[Your instructions]
Here are some records; quote them exactly, leaving out the pictures.
○ ○ ○ ○
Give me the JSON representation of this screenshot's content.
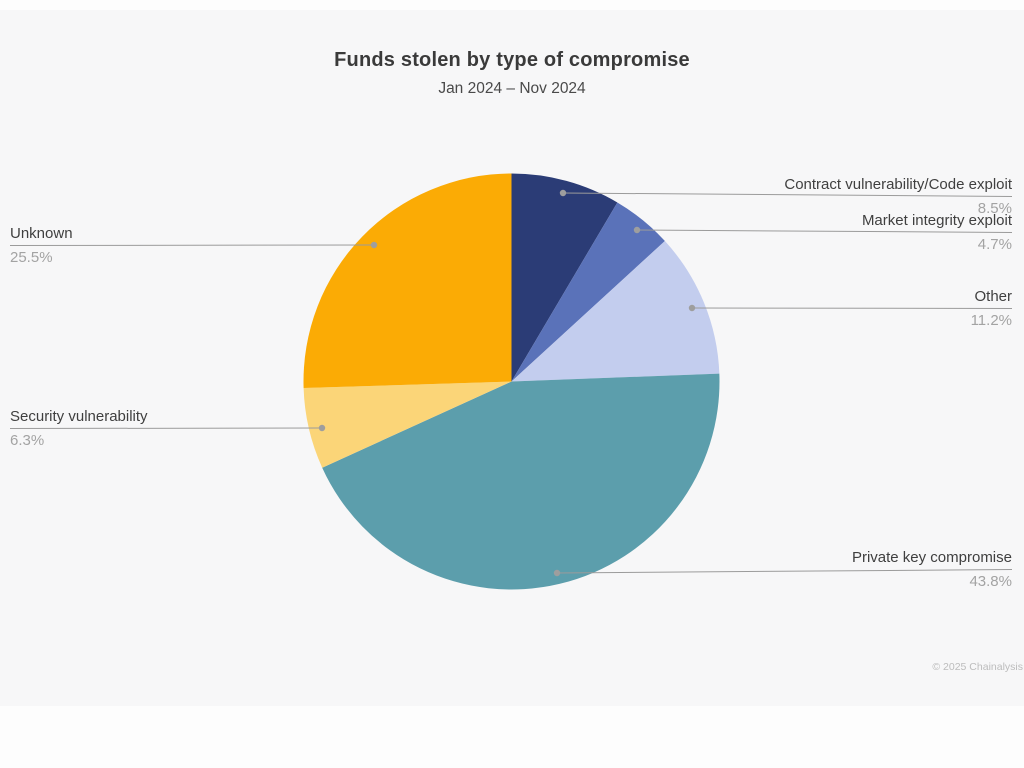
{
  "header": {
    "title": "Funds stolen by type of compromise",
    "subtitle": "Jan 2024 – Nov 2024"
  },
  "footer": {
    "copyright": "© 2025 Chainalysis"
  },
  "chart_data": {
    "type": "pie",
    "title": "Funds stolen by type of compromise",
    "subtitle": "Jan 2024 – Nov 2024",
    "start_angle_deg": 0,
    "direction": "clockwise",
    "unit": "%",
    "legend_position": "callout-labels",
    "slices": [
      {
        "label": "Contract vulnerability/Code exploit",
        "value": 8.5,
        "pct_label": "8.5%",
        "color": "#2B3C76"
      },
      {
        "label": "Market integrity exploit",
        "value": 4.7,
        "pct_label": "4.7%",
        "color": "#5A72B9"
      },
      {
        "label": "Other",
        "value": 11.2,
        "pct_label": "11.2%",
        "color": "#C3CDEE"
      },
      {
        "label": "Private key compromise",
        "value": 43.8,
        "pct_label": "43.8%",
        "color": "#5C9EAC"
      },
      {
        "label": "Security vulnerability",
        "value": 6.3,
        "pct_label": "6.3%",
        "color": "#FBD578"
      },
      {
        "label": "Unknown",
        "value": 25.5,
        "pct_label": "25.5%",
        "color": "#FBAB05"
      }
    ],
    "style": {
      "leader_line_color": "#9b9b9b",
      "leader_dot_color": "#9e9e9e",
      "label_color": "#3f3f3f",
      "pct_color": "#a3a3a3",
      "canvas_background": "#f7f7f8"
    }
  }
}
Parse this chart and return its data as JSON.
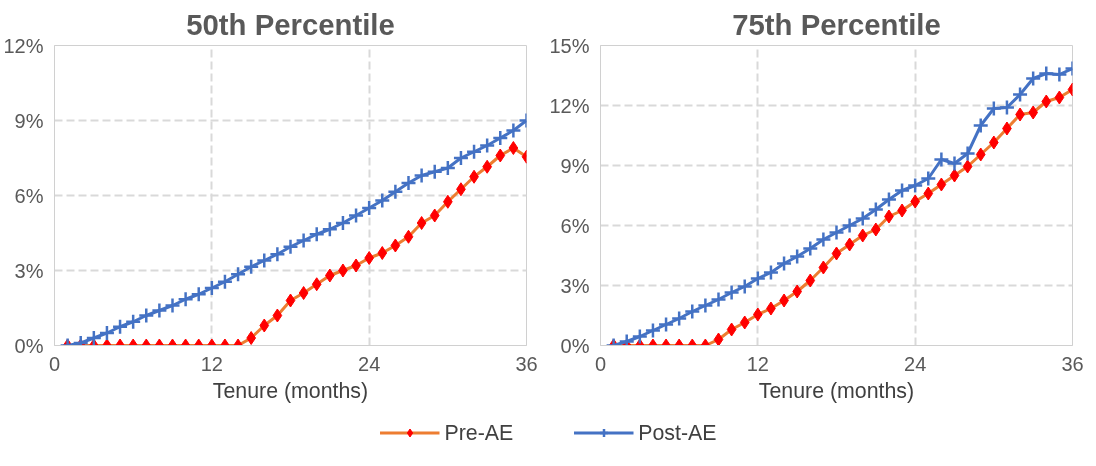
{
  "chart_data": [
    {
      "type": "line",
      "title": "50th Percentile",
      "xlabel": "Tenure (months)",
      "xlim": [
        0,
        36
      ],
      "xticks": [
        0,
        12,
        24,
        36
      ],
      "ylim": [
        0,
        12
      ],
      "yticks": [
        {
          "value": 0,
          "label": "0%"
        },
        {
          "value": 3,
          "label": "3%"
        },
        {
          "value": 6,
          "label": "6%"
        },
        {
          "value": 9,
          "label": "9%"
        },
        {
          "value": 12,
          "label": "12%"
        }
      ],
      "grid": true,
      "legend": "bottom",
      "line_style": "solid",
      "x": [
        1,
        2,
        3,
        4,
        5,
        6,
        7,
        8,
        9,
        10,
        11,
        12,
        13,
        14,
        15,
        16,
        17,
        18,
        19,
        20,
        21,
        22,
        23,
        24,
        25,
        26,
        27,
        28,
        29,
        30,
        31,
        32,
        33,
        34,
        35,
        36
      ],
      "series": [
        {
          "name": "Pre-AE",
          "color": "#ed7d31",
          "marker": "diamond",
          "colors": [
            "#ff0000",
            "#ff0000",
            "#ff0000",
            "#ff0000",
            "#ff0000",
            "#ff0000",
            "#ff0000",
            "#ff0000",
            "#ff0000",
            "#ff0000",
            "#ff0000",
            "#ff0000",
            "#ff0000",
            "#ff0000",
            "#ff0000",
            "#ff0000",
            "#ff0000",
            "#ff0000",
            "#ff0000",
            "#ff0000",
            "#ff0000",
            "#ff0000",
            "#ff0000",
            "#ff0000",
            "#ff0000",
            "#ff0000",
            "#ff0000",
            "#ff0000",
            "#ff0000",
            "#ff0000",
            "#ff0000",
            "#ff0000",
            "#ff0000",
            "#ff0000",
            "#ff0000",
            "#ff0000"
          ],
          "values": [
            0,
            0,
            0,
            0,
            0,
            0,
            0,
            0,
            0,
            0,
            0,
            0,
            0,
            0,
            0.3,
            0.8,
            1.2,
            1.8,
            2.1,
            2.45,
            2.8,
            3.0,
            3.2,
            3.5,
            3.7,
            4.0,
            4.35,
            4.9,
            5.2,
            5.75,
            6.25,
            6.75,
            7.15,
            7.6,
            7.9,
            7.55
          ]
        },
        {
          "name": "Post-AE",
          "color": "#4472c4",
          "marker": "cross",
          "values": [
            0,
            0.1,
            0.3,
            0.5,
            0.75,
            0.95,
            1.2,
            1.4,
            1.6,
            1.85,
            2.05,
            2.3,
            2.55,
            2.85,
            3.15,
            3.4,
            3.65,
            3.95,
            4.2,
            4.45,
            4.65,
            4.9,
            5.2,
            5.5,
            5.8,
            6.15,
            6.5,
            6.8,
            6.95,
            7.1,
            7.5,
            7.75,
            8.0,
            8.3,
            8.6,
            9.0
          ]
        }
      ]
    },
    {
      "type": "line",
      "title": "75th Percentile",
      "xlabel": "Tenure (months)",
      "xlim": [
        0,
        36
      ],
      "xticks": [
        0,
        12,
        24,
        36
      ],
      "ylim": [
        0,
        15
      ],
      "yticks": [
        {
          "value": 0,
          "label": "0%"
        },
        {
          "value": 3,
          "label": "3%"
        },
        {
          "value": 6,
          "label": "6%"
        },
        {
          "value": 9,
          "label": "9%"
        },
        {
          "value": 12,
          "label": "12%"
        },
        {
          "value": 15,
          "label": "15%"
        }
      ],
      "grid": true,
      "legend": "bottom",
      "line_style": "solid",
      "x": [
        1,
        2,
        3,
        4,
        5,
        6,
        7,
        8,
        9,
        10,
        11,
        12,
        13,
        14,
        15,
        16,
        17,
        18,
        19,
        20,
        21,
        22,
        23,
        24,
        25,
        26,
        27,
        28,
        29,
        30,
        31,
        32,
        33,
        34,
        35,
        36
      ],
      "series": [
        {
          "name": "Pre-AE",
          "color": "#ed7d31",
          "marker": "diamond",
          "colors": [
            "#ff0000",
            "#ff0000",
            "#ff0000",
            "#ff0000",
            "#ff0000",
            "#ff0000",
            "#ff0000",
            "#ff0000",
            "#ff0000",
            "#ff0000",
            "#ff0000",
            "#ff0000",
            "#ff0000",
            "#ff0000",
            "#ff0000",
            "#ff0000",
            "#ff0000",
            "#ff0000",
            "#ff0000",
            "#ff0000",
            "#ff0000",
            "#ff0000",
            "#ff0000",
            "#ff0000",
            "#ff0000",
            "#ff0000",
            "#ff0000",
            "#ff0000",
            "#ff0000",
            "#ff0000",
            "#ff0000",
            "#ff0000",
            "#ff0000",
            "#ff0000",
            "#ff0000",
            "#ff0000"
          ],
          "values": [
            0,
            0,
            0,
            0,
            0,
            0,
            0,
            0,
            0.3,
            0.8,
            1.15,
            1.55,
            1.85,
            2.25,
            2.7,
            3.25,
            3.9,
            4.6,
            5.05,
            5.5,
            5.8,
            6.45,
            6.75,
            7.2,
            7.6,
            8.05,
            8.5,
            8.95,
            9.55,
            10.15,
            10.85,
            11.55,
            11.65,
            12.2,
            12.4,
            12.8
          ]
        },
        {
          "name": "Post-AE",
          "color": "#4472c4",
          "marker": "cross",
          "values": [
            0,
            0.2,
            0.45,
            0.75,
            1.05,
            1.35,
            1.7,
            2.0,
            2.3,
            2.65,
            2.95,
            3.35,
            3.65,
            4.1,
            4.45,
            4.85,
            5.3,
            5.65,
            6.0,
            6.35,
            6.8,
            7.3,
            7.75,
            8.0,
            8.35,
            9.3,
            9.1,
            9.6,
            11.0,
            11.85,
            11.9,
            12.55,
            13.35,
            13.6,
            13.55,
            13.85
          ]
        }
      ]
    }
  ]
}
○ ○ ○ ○
[The answer]
Give me the JSON representation of this screenshot's content.
{
  "header": {
    "title": "Funds stolen by type of compromise",
    "subtitle": "Jan 2024 – Nov 2024"
  },
  "footer": {
    "copyright": "© 2025 Chainalysis"
  },
  "chart_data": {
    "type": "pie",
    "title": "Funds stolen by type of compromise",
    "subtitle": "Jan 2024 – Nov 2024",
    "start_angle_deg": 0,
    "direction": "clockwise",
    "unit": "%",
    "legend_position": "callout-labels",
    "slices": [
      {
        "label": "Contract vulnerability/Code exploit",
        "value": 8.5,
        "pct_label": "8.5%",
        "color": "#2B3C76"
      },
      {
        "label": "Market integrity exploit",
        "value": 4.7,
        "pct_label": "4.7%",
        "color": "#5A72B9"
      },
      {
        "label": "Other",
        "value": 11.2,
        "pct_label": "11.2%",
        "color": "#C3CDEE"
      },
      {
        "label": "Private key compromise",
        "value": 43.8,
        "pct_label": "43.8%",
        "color": "#5C9EAC"
      },
      {
        "label": "Security vulnerability",
        "value": 6.3,
        "pct_label": "6.3%",
        "color": "#FBD578"
      },
      {
        "label": "Unknown",
        "value": 25.5,
        "pct_label": "25.5%",
        "color": "#FBAB05"
      }
    ],
    "style": {
      "leader_line_color": "#9b9b9b",
      "leader_dot_color": "#9e9e9e",
      "label_color": "#3f3f3f",
      "pct_color": "#a3a3a3",
      "canvas_background": "#f7f7f8"
    }
  }
}
Parse this chart and return its data as JSON.
{
  "chart_data": [
    {
      "type": "line",
      "title": "50th Percentile",
      "xlabel": "Tenure (months)",
      "xlim": [
        0,
        36
      ],
      "xticks": [
        0,
        12,
        24,
        36
      ],
      "ylim": [
        0,
        12
      ],
      "yticks": [
        {
          "value": 0,
          "label": "0%"
        },
        {
          "value": 3,
          "label": "3%"
        },
        {
          "value": 6,
          "label": "6%"
        },
        {
          "value": 9,
          "label": "9%"
        },
        {
          "value": 12,
          "label": "12%"
        }
      ],
      "grid": true,
      "legend": "bottom",
      "line_style": "solid",
      "x": [
        1,
        2,
        3,
        4,
        5,
        6,
        7,
        8,
        9,
        10,
        11,
        12,
        13,
        14,
        15,
        16,
        17,
        18,
        19,
        20,
        21,
        22,
        23,
        24,
        25,
        26,
        27,
        28,
        29,
        30,
        31,
        32,
        33,
        34,
        35,
        36
      ],
      "series": [
        {
          "name": "Pre-AE",
          "color": "#ed7d31",
          "marker": "diamond",
          "colors": [
            "#ff0000",
            "#ff0000",
            "#ff0000",
            "#ff0000",
            "#ff0000",
            "#ff0000",
            "#ff0000",
            "#ff0000",
            "#ff0000",
            "#ff0000",
            "#ff0000",
            "#ff0000",
            "#ff0000",
            "#ff0000",
            "#ff0000",
            "#ff0000",
            "#ff0000",
            "#ff0000",
            "#ff0000",
            "#ff0000",
            "#ff0000",
            "#ff0000",
            "#ff0000",
            "#ff0000",
            "#ff0000",
            "#ff0000",
            "#ff0000",
            "#ff0000",
            "#ff0000",
            "#ff0000",
            "#ff0000",
            "#ff0000",
            "#ff0000",
            "#ff0000",
            "#ff0000",
            "#ff0000"
          ],
          "values": [
            0,
            0,
            0,
            0,
            0,
            0,
            0,
            0,
            0,
            0,
            0,
            0,
            0,
            0,
            0.3,
            0.8,
            1.2,
            1.8,
            2.1,
            2.45,
            2.8,
            3.0,
            3.2,
            3.5,
            3.7,
            4.0,
            4.35,
            4.9,
            5.2,
            5.75,
            6.25,
            6.75,
            7.15,
            7.6,
            7.9,
            7.55
          ]
        },
        {
          "name": "Post-AE",
          "color": "#4472c4",
          "marker": "cross",
          "values": [
            0,
            0.1,
            0.3,
            0.5,
            0.75,
            0.95,
            1.2,
            1.4,
            1.6,
            1.85,
            2.05,
            2.3,
            2.55,
            2.85,
            3.15,
            3.4,
            3.65,
            3.95,
            4.2,
            4.45,
            4.65,
            4.9,
            5.2,
            5.5,
            5.8,
            6.15,
            6.5,
            6.8,
            6.95,
            7.1,
            7.5,
            7.75,
            8.0,
            8.3,
            8.6,
            9.0
          ]
        }
      ]
    },
    {
      "type": "line",
      "title": "75th Percentile",
      "xlabel": "Tenure (months)",
      "xlim": [
        0,
        36
      ],
      "xticks": [
        0,
        12,
        24,
        36
      ],
      "ylim": [
        0,
        15
      ],
      "yticks": [
        {
          "value": 0,
          "label": "0%"
        },
        {
          "value": 3,
          "label": "3%"
        },
        {
          "value": 6,
          "label": "6%"
        },
        {
          "value": 9,
          "label": "9%"
        },
        {
          "value": 12,
          "label": "12%"
        },
        {
          "value": 15,
          "label": "15%"
        }
      ],
      "grid": true,
      "legend": "bottom",
      "line_style": "solid",
      "x": [
        1,
        2,
        3,
        4,
        5,
        6,
        7,
        8,
        9,
        10,
        11,
        12,
        13,
        14,
        15,
        16,
        17,
        18,
        19,
        20,
        21,
        22,
        23,
        24,
        25,
        26,
        27,
        28,
        29,
        30,
        31,
        32,
        33,
        34,
        35,
        36
      ],
      "series": [
        {
          "name": "Pre-AE",
          "color": "#ed7d31",
          "marker": "diamond",
          "colors": [
            "#ff0000",
            "#ff0000",
            "#ff0000",
            "#ff0000",
            "#ff0000",
            "#ff0000",
            "#ff0000",
            "#ff0000",
            "#ff0000",
            "#ff0000",
            "#ff0000",
            "#ff0000",
            "#ff0000",
            "#ff0000",
            "#ff0000",
            "#ff0000",
            "#ff0000",
            "#ff0000",
            "#ff0000",
            "#ff0000",
            "#ff0000",
            "#ff0000",
            "#ff0000",
            "#ff0000",
            "#ff0000",
            "#ff0000",
            "#ff0000",
            "#ff0000",
            "#ff0000",
            "#ff0000",
            "#ff0000",
            "#ff0000",
            "#ff0000",
            "#ff0000",
            "#ff0000",
            "#ff0000"
          ],
          "values": [
            0,
            0,
            0,
            0,
            0,
            0,
            0,
            0,
            0.3,
            0.8,
            1.15,
            1.55,
            1.85,
            2.25,
            2.7,
            3.25,
            3.9,
            4.6,
            5.05,
            5.5,
            5.8,
            6.45,
            6.75,
            7.2,
            7.6,
            8.05,
            8.5,
            8.95,
            9.55,
            10.15,
            10.85,
            11.55,
            11.65,
            12.2,
            12.4,
            12.8
          ]
        },
        {
          "name": "Post-AE",
          "color": "#4472c4",
          "marker": "cross",
          "values": [
            0,
            0.2,
            0.45,
            0.75,
            1.05,
            1.35,
            1.7,
            2.0,
            2.3,
            2.65,
            2.95,
            3.35,
            3.65,
            4.1,
            4.45,
            4.85,
            5.3,
            5.65,
            6.0,
            6.35,
            6.8,
            7.3,
            7.75,
            8.0,
            8.35,
            9.3,
            9.1,
            9.6,
            11.0,
            11.85,
            11.9,
            12.55,
            13.35,
            13.6,
            13.55,
            13.85
          ]
        }
      ]
    }
  ]
}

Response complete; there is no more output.